#### What needs to be done:
Quote the whole listing word for word, please.

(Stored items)
▶
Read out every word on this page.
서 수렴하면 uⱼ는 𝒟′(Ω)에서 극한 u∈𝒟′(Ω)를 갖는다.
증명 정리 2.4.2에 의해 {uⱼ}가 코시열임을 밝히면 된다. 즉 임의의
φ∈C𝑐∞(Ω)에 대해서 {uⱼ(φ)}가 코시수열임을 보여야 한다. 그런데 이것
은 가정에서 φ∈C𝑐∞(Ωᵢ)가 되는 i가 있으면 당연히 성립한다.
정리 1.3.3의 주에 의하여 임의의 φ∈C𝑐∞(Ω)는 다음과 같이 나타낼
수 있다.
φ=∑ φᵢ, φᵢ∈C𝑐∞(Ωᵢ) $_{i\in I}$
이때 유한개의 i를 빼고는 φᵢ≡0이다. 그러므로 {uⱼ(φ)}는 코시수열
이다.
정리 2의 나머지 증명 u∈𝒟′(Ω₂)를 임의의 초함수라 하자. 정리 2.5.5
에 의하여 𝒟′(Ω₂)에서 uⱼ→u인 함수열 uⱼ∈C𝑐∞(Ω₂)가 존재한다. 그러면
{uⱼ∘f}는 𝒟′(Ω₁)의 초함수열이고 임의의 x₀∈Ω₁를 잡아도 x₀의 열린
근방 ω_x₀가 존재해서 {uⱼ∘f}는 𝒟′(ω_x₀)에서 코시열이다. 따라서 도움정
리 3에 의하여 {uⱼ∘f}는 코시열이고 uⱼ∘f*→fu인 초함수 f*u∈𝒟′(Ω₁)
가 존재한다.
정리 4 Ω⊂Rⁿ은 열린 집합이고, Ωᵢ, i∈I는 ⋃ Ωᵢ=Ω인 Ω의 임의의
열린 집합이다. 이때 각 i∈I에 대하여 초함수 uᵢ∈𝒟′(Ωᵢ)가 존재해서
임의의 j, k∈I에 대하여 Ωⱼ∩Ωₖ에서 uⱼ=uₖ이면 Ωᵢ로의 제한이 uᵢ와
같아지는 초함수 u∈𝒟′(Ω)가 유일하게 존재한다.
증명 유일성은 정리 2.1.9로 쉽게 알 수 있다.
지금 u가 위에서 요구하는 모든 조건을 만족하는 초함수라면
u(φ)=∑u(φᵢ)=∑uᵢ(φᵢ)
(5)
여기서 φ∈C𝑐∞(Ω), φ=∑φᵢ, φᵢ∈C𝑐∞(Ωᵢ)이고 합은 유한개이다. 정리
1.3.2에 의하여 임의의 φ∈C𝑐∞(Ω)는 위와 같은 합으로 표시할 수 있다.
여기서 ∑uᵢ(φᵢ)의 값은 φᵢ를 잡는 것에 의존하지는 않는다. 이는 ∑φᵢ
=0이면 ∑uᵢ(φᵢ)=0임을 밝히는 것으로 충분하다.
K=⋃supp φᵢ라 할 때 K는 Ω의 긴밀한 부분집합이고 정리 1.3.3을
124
◀
#### Result below:
Read out every word on this page.
서 수렴하면 uⱼ는 𝒟′(Ω)에서 극한 u∈𝒟′(Ω)를 갖는다.
증명 정리 2.4.2에 의해 {uⱼ}가 코시열임을 밝히면 된다. 즉 임의의
φ∈C𝑐∞(Ω)에 대해서 {uⱼ(φ)}가 코시수열임을 보여야 한다. 그런데 이것
은 가정에서 φ∈C𝑐∞(Ωᵢ)가 되는 i가 있으면 당연히 성립한다.
정리 1.3.3의 주에 의하여 임의의 φ∈C𝑐∞(Ω)는 다음과 같이 나타낼
수 있다.
φ=∑ φᵢ, φᵢ∈C𝑐∞(Ωᵢ) $_{i\in I}$
이때 유한개의 i를 빼고는 φᵢ≡0이다. 그러므로 {uⱼ(φ)}는 코시수열
이다.
정리 2의 나머지 증명 u∈𝒟′(Ω₂)를 임의의 초함수라 하자. 정리 2.5.5
에 의하여 𝒟′(Ω₂)에서 uⱼ→u인 함수열 uⱼ∈C𝑐∞(Ω₂)가 존재한다. 그러면
{uⱼ∘f}는 𝒟′(Ω₁)의 초함수열이고 임의의 x₀∈Ω₁를 잡아도 x₀의 열린
근방 ω_x₀가 존재해서 {uⱼ∘f}는 𝒟′(ω_x₀)에서 코시열이다. 따라서 도움정
리 3에 의하여 {uⱼ∘f}는 코시열이고 uⱼ∘f*→fu인 초함수 f*u∈𝒟′(Ω₁)
가 존재한다.
정리 4 Ω⊂Rⁿ은 열린 집합이고, Ωᵢ, i∈I는 ⋃ Ωᵢ=Ω인 Ω의 임의의
열린 집합이다. 이때 각 i∈I에 대하여 초함수 uᵢ∈𝒟′(Ωᵢ)가 존재해서
임의의 j, k∈I에 대하여 Ωⱼ∩Ωₖ에서 uⱼ=uₖ이면 Ωᵢ로의 제한이 uᵢ와
같아지는 초함수 u∈𝒟′(Ω)가 유일하게 존재한다.
증명 유일성은 정리 2.1.9로 쉽게 알 수 있다.
지금 u가 위에서 요구하는 모든 조건을 만족하는 초함수라면
u(φ)=∑u(φᵢ)=∑uᵢ(φᵢ)
(5)
여기서 φ∈C𝑐∞(Ω), φ=∑φᵢ, φᵢ∈C𝑐∞(Ωᵢ)이고 합은 유한개이다. 정리
1.3.2에 의하여 임의의 φ∈C𝑐∞(Ω)는 위와 같은 합으로 표시할 수 있다.
여기서 ∑uᵢ(φᵢ)의 값은 φᵢ를 잡는 것에 의존하지는 않는다. 이는 ∑φᵢ
=0이면 ∑uᵢ(φᵢ)=0임을 밝히는 것으로 충분하다.
K=⋃supp φᵢ라 할 때 K는 Ω의 긴밀한 부분집합이고 정리 1.3.3을
124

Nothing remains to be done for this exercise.